--- What to work on ---
Every entry below should be transcribed exactly; pictures stay out of the copy.

--- Data rows ---
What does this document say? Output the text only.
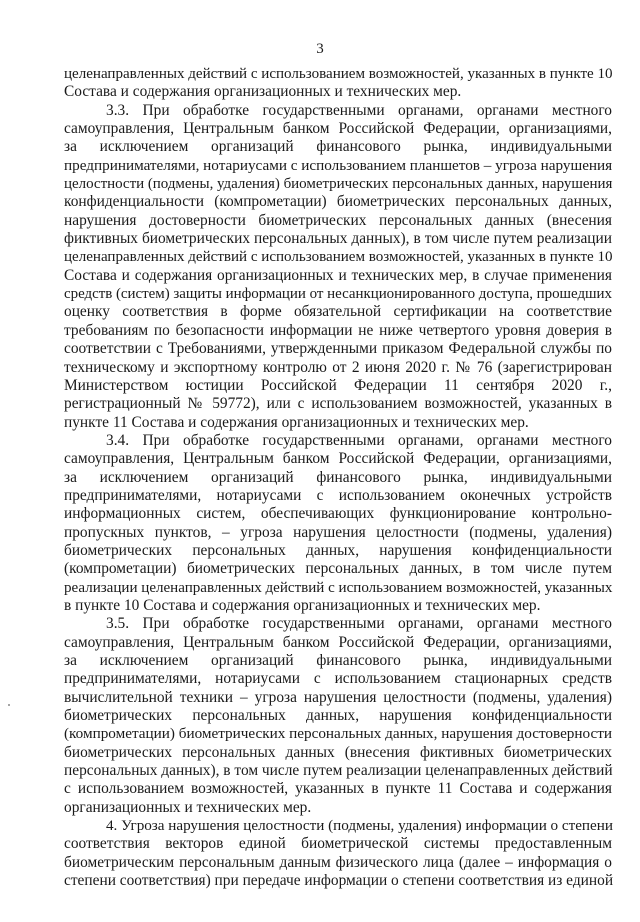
3

целенаправленных действий с использованием возможностей, указанных в пункте 10
Состава и содержания организационных и технических мер.

3.3. При обработке государственными органами, органами местного
самоуправления, Центральным банком Российской Федерации, организациями,
за исключением организаций финансового рынка, индивидуальными
предпринимателями, нотариусами с использованием планшетов – угроза нарушения
целостности (подмены, удаления) биометрических персональных данных, нарушения
конфиденциальности (компрометации) биометрических персональных данных,
нарушения достоверности биометрических персональных данных (внесения
фиктивных биометрических персональных данных), в том числе путем реализации
целенаправленных действий с использованием возможностей, указанных в пункте 10
Состава и содержания организационных и технических мер, в случае применения
средств (систем) защиты информации от несанкционированного доступа, прошедших
оценку соответствия в форме обязательной сертификации на соответствие
требованиям по безопасности информации не ниже четвертого уровня доверия в
соответствии с Требованиями, утвержденными приказом Федеральной службы по
техническому и экспортному контролю от 2 июня 2020 г. № 76 (зарегистрирован
Министерством юстиции Российской Федерации 11 сентября 2020 г.,
регистрационный № 59772), или с использованием возможностей, указанных в
пункте 11 Состава и содержания организационных и технических мер.

3.4. При обработке государственными органами, органами местного
самоуправления, Центральным банком Российской Федерации, организациями,
за исключением организаций финансового рынка, индивидуальными
предпринимателями, нотариусами с использованием оконечных устройств
информационных систем, обеспечивающих функционирование контрольно-
пропускных пунктов, – угроза нарушения целостности (подмены, удаления)
биометрических персональных данных, нарушения конфиденциальности
(компрометации) биометрических персональных данных, в том числе путем
реализации целенаправленных действий с использованием возможностей, указанных
в пункте 10 Состава и содержания организационных и технических мер.

3.5. При обработке государственными органами, органами местного
самоуправления, Центральным банком Российской Федерации, организациями,
за исключением организаций финансового рынка, индивидуальными
предпринимателями, нотариусами с использованием стационарных средств
вычислительной техники – угроза нарушения целостности (подмены, удаления)
биометрических персональных данных, нарушения конфиденциальности
(компрометации) биометрических персональных данных, нарушения достоверности
биометрических персональных данных (внесения фиктивных биометрических
персональных данных), в том числе путем реализации целенаправленных действий
с использованием возможностей, указанных в пункте 11 Состава и содержания
организационных и технических мер.

4. Угроза нарушения целостности (подмены, удаления) информации о степени
соответствия векторов единой биометрической системы предоставленным
биометрическим персональным данным физического лица (далее – информация о
степени соответствия) при передаче информации о степени соответствия из единой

--- Written solution ---
What does this document say? Output the text only.
3

целенаправленных действий с использованием возможностей, указанных в пункте 10
Состава и содержания организационных и технических мер.

3.3. При обработке государственными органами, органами местного
самоуправления, Центральным банком Российской Федерации, организациями,
за исключением организаций финансового рынка, индивидуальными
предпринимателями, нотариусами с использованием планшетов – угроза нарушения
целостности (подмены, удаления) биометрических персональных данных, нарушения
конфиденциальности (компрометации) биометрических персональных данных,
нарушения достоверности биометрических персональных данных (внесения
фиктивных биометрических персональных данных), в том числе путем реализации
целенаправленных действий с использованием возможностей, указанных в пункте 10
Состава и содержания организационных и технических мер, в случае применения
средств (систем) защиты информации от несанкционированного доступа, прошедших
оценку соответствия в форме обязательной сертификации на соответствие
требованиям по безопасности информации не ниже четвертого уровня доверия в
соответствии с Требованиями, утвержденными приказом Федеральной службы по
техническому и экспортному контролю от 2 июня 2020 г. № 76 (зарегистрирован
Министерством юстиции Российской Федерации 11 сентября 2020 г.,
регистрационный № 59772), или с использованием возможностей, указанных в
пункте 11 Состава и содержания организационных и технических мер.

3.4. При обработке государственными органами, органами местного
самоуправления, Центральным банком Российской Федерации, организациями,
за исключением организаций финансового рынка, индивидуальными
предпринимателями, нотариусами с использованием оконечных устройств
информационных систем, обеспечивающих функционирование контрольно-
пропускных пунктов, – угроза нарушения целостности (подмены, удаления)
биометрических персональных данных, нарушения конфиденциальности
(компрометации) биометрических персональных данных, в том числе путем
реализации целенаправленных действий с использованием возможностей, указанных
в пункте 10 Состава и содержания организационных и технических мер.

3.5. При обработке государственными органами, органами местного
самоуправления, Центральным банком Российской Федерации, организациями,
за исключением организаций финансового рынка, индивидуальными
предпринимателями, нотариусами с использованием стационарных средств
вычислительной техники – угроза нарушения целостности (подмены, удаления)
биометрических персональных данных, нарушения конфиденциальности
(компрометации) биометрических персональных данных, нарушения достоверности
биометрических персональных данных (внесения фиктивных биометрических
персональных данных), в том числе путем реализации целенаправленных действий
с использованием возможностей, указанных в пункте 11 Состава и содержания
организационных и технических мер.

4. Угроза нарушения целостности (подмены, удаления) информации о степени
соответствия векторов единой биометрической системы предоставленным
биометрическим персональным данным физического лица (далее – информация о
степени соответствия) при передаче информации о степени соответствия из единой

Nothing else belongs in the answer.